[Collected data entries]
╔══

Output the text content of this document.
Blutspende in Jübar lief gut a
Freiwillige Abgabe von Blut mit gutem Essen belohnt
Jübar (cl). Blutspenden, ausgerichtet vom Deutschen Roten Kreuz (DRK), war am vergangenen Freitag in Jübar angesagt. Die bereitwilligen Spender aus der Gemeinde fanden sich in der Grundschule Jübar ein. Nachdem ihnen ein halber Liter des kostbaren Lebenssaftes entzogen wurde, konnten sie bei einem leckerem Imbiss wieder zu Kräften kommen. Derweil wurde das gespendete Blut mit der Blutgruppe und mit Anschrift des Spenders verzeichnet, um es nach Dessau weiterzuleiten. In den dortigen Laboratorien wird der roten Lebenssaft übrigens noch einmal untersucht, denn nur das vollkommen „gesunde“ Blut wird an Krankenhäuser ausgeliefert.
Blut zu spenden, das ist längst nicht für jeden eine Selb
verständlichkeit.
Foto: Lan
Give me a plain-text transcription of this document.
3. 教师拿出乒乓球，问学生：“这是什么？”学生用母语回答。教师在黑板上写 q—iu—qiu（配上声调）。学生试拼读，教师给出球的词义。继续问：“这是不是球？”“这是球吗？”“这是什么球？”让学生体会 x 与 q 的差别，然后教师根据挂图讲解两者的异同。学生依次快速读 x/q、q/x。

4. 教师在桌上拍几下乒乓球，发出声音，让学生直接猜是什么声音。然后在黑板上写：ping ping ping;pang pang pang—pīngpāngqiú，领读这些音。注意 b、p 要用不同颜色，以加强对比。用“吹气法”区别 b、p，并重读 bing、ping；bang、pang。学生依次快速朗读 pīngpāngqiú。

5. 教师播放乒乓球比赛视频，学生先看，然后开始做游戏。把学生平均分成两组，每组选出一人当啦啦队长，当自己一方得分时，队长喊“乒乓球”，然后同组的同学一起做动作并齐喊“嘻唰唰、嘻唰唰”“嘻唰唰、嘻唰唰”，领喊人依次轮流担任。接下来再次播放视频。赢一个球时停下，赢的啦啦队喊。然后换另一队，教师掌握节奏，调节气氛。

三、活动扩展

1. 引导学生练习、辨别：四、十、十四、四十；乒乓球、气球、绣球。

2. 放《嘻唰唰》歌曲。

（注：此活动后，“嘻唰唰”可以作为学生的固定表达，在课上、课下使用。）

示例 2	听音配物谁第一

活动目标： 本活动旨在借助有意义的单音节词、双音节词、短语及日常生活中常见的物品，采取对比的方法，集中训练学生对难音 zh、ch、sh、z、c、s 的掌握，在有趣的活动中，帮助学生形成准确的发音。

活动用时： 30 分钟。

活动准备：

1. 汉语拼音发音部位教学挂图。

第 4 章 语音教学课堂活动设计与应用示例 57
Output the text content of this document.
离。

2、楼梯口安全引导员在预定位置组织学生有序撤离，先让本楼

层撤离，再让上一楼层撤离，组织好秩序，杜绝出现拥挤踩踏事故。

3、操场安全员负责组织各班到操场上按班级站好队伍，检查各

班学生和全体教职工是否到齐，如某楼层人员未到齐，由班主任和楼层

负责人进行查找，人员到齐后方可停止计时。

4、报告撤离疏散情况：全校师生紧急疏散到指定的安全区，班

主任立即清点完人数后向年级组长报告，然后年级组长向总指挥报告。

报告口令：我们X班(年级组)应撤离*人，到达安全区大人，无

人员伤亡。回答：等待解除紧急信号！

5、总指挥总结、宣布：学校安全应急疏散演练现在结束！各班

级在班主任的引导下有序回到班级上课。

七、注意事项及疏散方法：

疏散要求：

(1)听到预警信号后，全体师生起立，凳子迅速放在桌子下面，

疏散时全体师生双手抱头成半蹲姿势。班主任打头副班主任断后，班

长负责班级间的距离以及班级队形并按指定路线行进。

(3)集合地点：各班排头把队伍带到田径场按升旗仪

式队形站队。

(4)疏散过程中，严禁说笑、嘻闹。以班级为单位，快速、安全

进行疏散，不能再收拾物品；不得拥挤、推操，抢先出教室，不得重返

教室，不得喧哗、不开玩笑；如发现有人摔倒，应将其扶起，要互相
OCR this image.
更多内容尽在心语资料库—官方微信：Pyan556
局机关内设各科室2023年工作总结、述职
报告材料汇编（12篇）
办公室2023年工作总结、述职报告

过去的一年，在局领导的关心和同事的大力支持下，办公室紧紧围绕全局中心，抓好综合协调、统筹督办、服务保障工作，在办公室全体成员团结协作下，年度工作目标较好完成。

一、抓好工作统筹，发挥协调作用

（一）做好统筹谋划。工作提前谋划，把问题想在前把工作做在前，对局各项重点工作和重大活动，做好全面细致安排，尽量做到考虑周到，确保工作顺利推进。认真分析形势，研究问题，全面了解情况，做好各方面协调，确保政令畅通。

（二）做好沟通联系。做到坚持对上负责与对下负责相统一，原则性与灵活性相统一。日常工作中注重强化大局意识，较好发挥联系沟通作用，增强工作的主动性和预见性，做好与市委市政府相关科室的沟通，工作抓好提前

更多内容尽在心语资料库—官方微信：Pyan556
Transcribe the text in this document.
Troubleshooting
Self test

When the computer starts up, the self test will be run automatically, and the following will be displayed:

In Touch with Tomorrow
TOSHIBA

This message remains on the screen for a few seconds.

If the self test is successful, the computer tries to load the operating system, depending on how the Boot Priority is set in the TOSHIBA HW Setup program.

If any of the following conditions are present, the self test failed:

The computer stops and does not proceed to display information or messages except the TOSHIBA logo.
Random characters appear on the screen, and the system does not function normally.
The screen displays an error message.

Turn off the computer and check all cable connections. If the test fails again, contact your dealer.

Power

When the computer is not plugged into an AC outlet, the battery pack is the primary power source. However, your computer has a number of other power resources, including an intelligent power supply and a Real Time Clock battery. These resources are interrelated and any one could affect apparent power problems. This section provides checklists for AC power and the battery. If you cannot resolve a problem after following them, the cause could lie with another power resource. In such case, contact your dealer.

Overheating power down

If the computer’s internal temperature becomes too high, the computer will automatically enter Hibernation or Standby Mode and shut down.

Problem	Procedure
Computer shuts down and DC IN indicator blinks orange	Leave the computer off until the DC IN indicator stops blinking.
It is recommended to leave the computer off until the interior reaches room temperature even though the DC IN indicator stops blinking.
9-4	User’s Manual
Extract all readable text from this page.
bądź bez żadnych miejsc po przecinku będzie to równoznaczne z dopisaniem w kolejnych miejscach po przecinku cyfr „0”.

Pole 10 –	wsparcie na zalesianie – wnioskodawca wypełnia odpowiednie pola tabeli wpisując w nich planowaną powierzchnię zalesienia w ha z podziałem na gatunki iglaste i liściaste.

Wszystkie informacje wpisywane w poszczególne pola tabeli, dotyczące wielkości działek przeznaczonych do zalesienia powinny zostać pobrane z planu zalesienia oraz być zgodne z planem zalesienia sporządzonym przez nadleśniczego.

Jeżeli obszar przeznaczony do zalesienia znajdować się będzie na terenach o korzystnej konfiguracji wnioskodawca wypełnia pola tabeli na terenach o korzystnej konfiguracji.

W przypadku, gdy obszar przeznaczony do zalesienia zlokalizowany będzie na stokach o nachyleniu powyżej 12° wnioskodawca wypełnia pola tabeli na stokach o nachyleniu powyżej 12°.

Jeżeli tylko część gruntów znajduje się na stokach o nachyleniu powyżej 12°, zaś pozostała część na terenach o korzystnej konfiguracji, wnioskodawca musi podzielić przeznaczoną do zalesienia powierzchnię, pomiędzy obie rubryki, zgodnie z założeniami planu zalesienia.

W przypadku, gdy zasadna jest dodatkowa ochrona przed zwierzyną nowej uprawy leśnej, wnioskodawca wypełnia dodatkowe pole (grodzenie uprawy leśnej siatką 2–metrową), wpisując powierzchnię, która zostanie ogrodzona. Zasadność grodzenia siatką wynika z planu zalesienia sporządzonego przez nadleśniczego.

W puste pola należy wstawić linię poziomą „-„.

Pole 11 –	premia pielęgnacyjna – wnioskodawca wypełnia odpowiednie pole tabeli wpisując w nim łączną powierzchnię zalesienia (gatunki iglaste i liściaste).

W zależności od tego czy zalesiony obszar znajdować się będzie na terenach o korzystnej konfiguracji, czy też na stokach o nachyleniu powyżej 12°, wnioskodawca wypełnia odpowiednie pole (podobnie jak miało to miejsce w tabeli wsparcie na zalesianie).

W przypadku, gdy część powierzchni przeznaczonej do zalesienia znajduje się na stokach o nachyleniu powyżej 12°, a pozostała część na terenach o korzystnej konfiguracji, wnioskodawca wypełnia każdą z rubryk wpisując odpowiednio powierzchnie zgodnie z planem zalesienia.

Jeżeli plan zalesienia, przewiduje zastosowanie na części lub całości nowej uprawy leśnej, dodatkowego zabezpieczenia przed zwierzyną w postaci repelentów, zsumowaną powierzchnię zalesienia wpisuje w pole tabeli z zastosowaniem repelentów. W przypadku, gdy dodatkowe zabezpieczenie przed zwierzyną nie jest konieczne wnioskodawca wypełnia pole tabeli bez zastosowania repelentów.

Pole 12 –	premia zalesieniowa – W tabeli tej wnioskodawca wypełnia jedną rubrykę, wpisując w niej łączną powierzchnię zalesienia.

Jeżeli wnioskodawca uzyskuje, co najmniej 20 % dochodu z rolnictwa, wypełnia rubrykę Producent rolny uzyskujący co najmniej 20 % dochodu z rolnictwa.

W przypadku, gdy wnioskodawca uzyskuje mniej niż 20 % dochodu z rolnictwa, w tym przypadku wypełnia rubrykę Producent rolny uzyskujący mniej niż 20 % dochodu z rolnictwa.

╚══

Task details
Scan the material above for the word "stops". Copy each line where it occurs.

Expected output
The computer stops and does not proceed to display information or messages except the TOSHIBA logo.
Computer shuts down and DC IN indicator blinks orange	Leave the computer off until the DC IN indicator stops blinking.
It is recommended to leave the computer off until the interior reaches room temperature even though the DC IN indicator stops blinking.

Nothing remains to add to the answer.